The entries below are to be repeated exactly as they stand.
··· RAW RECORDS
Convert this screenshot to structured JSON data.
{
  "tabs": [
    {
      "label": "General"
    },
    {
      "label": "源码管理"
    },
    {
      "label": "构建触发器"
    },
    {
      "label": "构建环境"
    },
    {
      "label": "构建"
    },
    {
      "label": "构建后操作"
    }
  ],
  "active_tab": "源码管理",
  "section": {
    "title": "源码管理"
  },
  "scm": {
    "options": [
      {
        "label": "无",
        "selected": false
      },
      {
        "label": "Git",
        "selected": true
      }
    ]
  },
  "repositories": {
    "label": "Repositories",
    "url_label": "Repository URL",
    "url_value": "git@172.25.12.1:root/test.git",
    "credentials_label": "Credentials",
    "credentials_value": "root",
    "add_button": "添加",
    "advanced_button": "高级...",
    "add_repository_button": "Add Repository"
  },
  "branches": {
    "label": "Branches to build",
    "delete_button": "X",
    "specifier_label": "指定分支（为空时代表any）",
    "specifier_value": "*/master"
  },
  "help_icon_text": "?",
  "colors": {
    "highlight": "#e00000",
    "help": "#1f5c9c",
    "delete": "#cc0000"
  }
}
······
• [THE SOLUTION]:
Convert this screenshot to structured JSON data.
{
  "tabs": [
    {
      "label": "General"
    },
    {
      "label": "源码管理"
    },
    {
      "label": "构建触发器"
    },
    {
      "label": "构建环境"
    },
    {
      "label": "构建"
    },
    {
      "label": "构建后操作"
    }
  ],
  "active_tab": "源码管理",
  "section": {
    "title": "源码管理"
  },
  "scm": {
    "options": [
      {
        "label": "无",
        "selected": false
      },
      {
        "label": "Git",
        "selected": true
      }
    ]
  },
  "repositories": {
    "label": "Repositories",
    "url_label": "Repository URL",
    "url_value": "git@172.25.12.1:root/test.git",
    "credentials_label": "Credentials",
    "credentials_value": "root",
    "add_button": "添加",
    "advanced_button": "高级...",
    "add_repository_button": "Add Repository"
  },
  "branches": {
    "label": "Branches to build",
    "delete_button": "X",
    "specifier_label": "指定分支（为空时代表any）",
    "specifier_value": "*/master"
  },
  "help_icon_text": "?",
  "colors": {
    "highlight": "#e00000",
    "help": "#1f5c9c",
    "delete": "#cc0000"
  }
}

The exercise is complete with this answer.